Collection entries

-*-*-

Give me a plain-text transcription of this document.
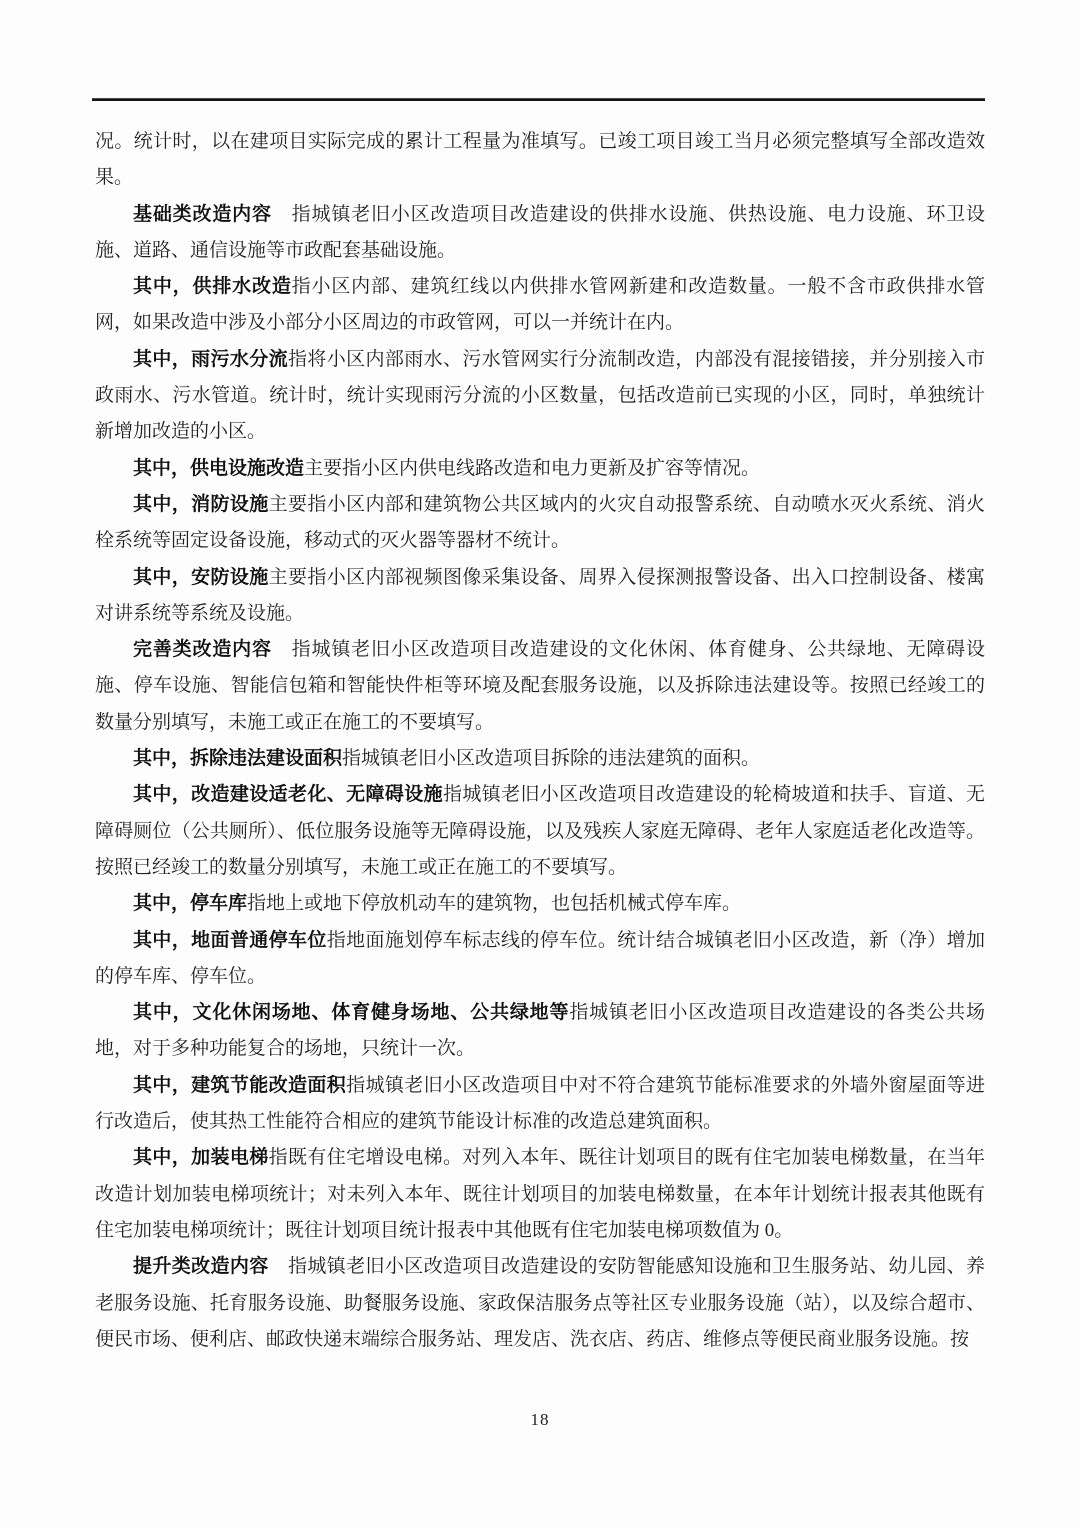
况。统计时，以在建项目实际完成的累计工程量为准填写。已竣工项目竣工当月必须完整填写全部改造效果。

基础类改造内容　指城镇老旧小区改造项目改造建设的供排水设施、供热设施、电力设施、环卫设施、道路、通信设施等市政配套基础设施。

其中，供排水改造指小区内部、建筑红线以内供排水管网新建和改造数量。一般不含市政供排水管网，如果改造中涉及小部分小区周边的市政管网，可以一并统计在内。

其中，雨污水分流指将小区内部雨水、污水管网实行分流制改造，内部没有混接错接，并分别接入市政雨水、污水管道。统计时，统计实现雨污分流的小区数量，包括改造前已实现的小区，同时，单独统计新增加改造的小区。

其中，供电设施改造主要指小区内供电线路改造和电力更新及扩容等情况。

其中，消防设施主要指小区内部和建筑物公共区域内的火灾自动报警系统、自动喷水灭火系统、消火栓系统等固定设备设施，移动式的灭火器等器材不统计。

其中，安防设施主要指小区内部视频图像采集设备、周界入侵探测报警设备、出入口控制设备、楼寓对讲系统等系统及设施。

完善类改造内容　指城镇老旧小区改造项目改造建设的文化休闲、体育健身、公共绿地、无障碍设施、停车设施、智能信包箱和智能快件柜等环境及配套服务设施，以及拆除违法建设等。按照已经竣工的数量分别填写，未施工或正在施工的不要填写。

其中，拆除违法建设面积指城镇老旧小区改造项目拆除的违法建筑的面积。

其中，改造建设适老化、无障碍设施指城镇老旧小区改造项目改造建设的轮椅坡道和扶手、盲道、无障碍厕位（公共厕所）、低位服务设施等无障碍设施，以及残疾人家庭无障碍、老年人家庭适老化改造等。按照已经竣工的数量分别填写，未施工或正在施工的不要填写。

其中，停车库指地上或地下停放机动车的建筑物，也包括机械式停车库。

其中，地面普通停车位指地面施划停车标志线的停车位。统计结合城镇老旧小区改造，新（净）增加的停车库、停车位。

其中，文化休闲场地、体育健身场地、公共绿地等指城镇老旧小区改造项目改造建设的各类公共场地，对于多种功能复合的场地，只统计一次。

其中，建筑节能改造面积指城镇老旧小区改造项目中对不符合建筑节能标准要求的外墙外窗屋面等进行改造后，使其热工性能符合相应的建筑节能设计标准的改造总建筑面积。

其中，加装电梯指既有住宅增设电梯。对列入本年、既往计划项目的既有住宅加装电梯数量，在当年改造计划加装电梯项统计；对未列入本年、既往计划项目的加装电梯数量，在本年计划统计报表其他既有住宅加装电梯项统计；既往计划项目统计报表中其他既有住宅加装电梯项数值为 0。

提升类改造内容　指城镇老旧小区改造项目改造建设的安防智能感知设施和卫生服务站、幼儿园、养老服务设施、托育服务设施、助餐服务设施、家政保洁服务点等社区专业服务设施（站），以及综合超市、便民市场、便利店、邮政快递末端综合服务站、理发店、洗衣店、药店、维修点等便民商业服务设施。按

18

-*-*-

**EXERCISE REQUIREMENTS:**
Copy every line above word for word and exclude the pictures.

**SOLUTION TO THE EXERCISE:**
Give me a plain-text transcription of this document.
况。统计时，以在建项目实际完成的累计工程量为准填写。已竣工项目竣工当月必须完整填写全部改造效果。

基础类改造内容　指城镇老旧小区改造项目改造建设的供排水设施、供热设施、电力设施、环卫设施、道路、通信设施等市政配套基础设施。

其中，供排水改造指小区内部、建筑红线以内供排水管网新建和改造数量。一般不含市政供排水管网，如果改造中涉及小部分小区周边的市政管网，可以一并统计在内。

其中，雨污水分流指将小区内部雨水、污水管网实行分流制改造，内部没有混接错接，并分别接入市政雨水、污水管道。统计时，统计实现雨污分流的小区数量，包括改造前已实现的小区，同时，单独统计新增加改造的小区。

其中，供电设施改造主要指小区内供电线路改造和电力更新及扩容等情况。

其中，消防设施主要指小区内部和建筑物公共区域内的火灾自动报警系统、自动喷水灭火系统、消火栓系统等固定设备设施，移动式的灭火器等器材不统计。

其中，安防设施主要指小区内部视频图像采集设备、周界入侵探测报警设备、出入口控制设备、楼寓对讲系统等系统及设施。

完善类改造内容　指城镇老旧小区改造项目改造建设的文化休闲、体育健身、公共绿地、无障碍设施、停车设施、智能信包箱和智能快件柜等环境及配套服务设施，以及拆除违法建设等。按照已经竣工的数量分别填写，未施工或正在施工的不要填写。

其中，拆除违法建设面积指城镇老旧小区改造项目拆除的违法建筑的面积。

其中，改造建设适老化、无障碍设施指城镇老旧小区改造项目改造建设的轮椅坡道和扶手、盲道、无障碍厕位（公共厕所）、低位服务设施等无障碍设施，以及残疾人家庭无障碍、老年人家庭适老化改造等。按照已经竣工的数量分别填写，未施工或正在施工的不要填写。

其中，停车库指地上或地下停放机动车的建筑物，也包括机械式停车库。

其中，地面普通停车位指地面施划停车标志线的停车位。统计结合城镇老旧小区改造，新（净）增加的停车库、停车位。

其中，文化休闲场地、体育健身场地、公共绿地等指城镇老旧小区改造项目改造建设的各类公共场地，对于多种功能复合的场地，只统计一次。

其中，建筑节能改造面积指城镇老旧小区改造项目中对不符合建筑节能标准要求的外墙外窗屋面等进行改造后，使其热工性能符合相应的建筑节能设计标准的改造总建筑面积。

其中，加装电梯指既有住宅增设电梯。对列入本年、既往计划项目的既有住宅加装电梯数量，在当年改造计划加装电梯项统计；对未列入本年、既往计划项目的加装电梯数量，在本年计划统计报表其他既有住宅加装电梯项统计；既往计划项目统计报表中其他既有住宅加装电梯项数值为 0。

提升类改造内容　指城镇老旧小区改造项目改造建设的安防智能感知设施和卫生服务站、幼儿园、养老服务设施、托育服务设施、助餐服务设施、家政保洁服务点等社区专业服务设施（站），以及综合超市、便民市场、便利店、邮政快递末端综合服务站、理发店、洗衣店、药店、维修点等便民商业服务设施。按

18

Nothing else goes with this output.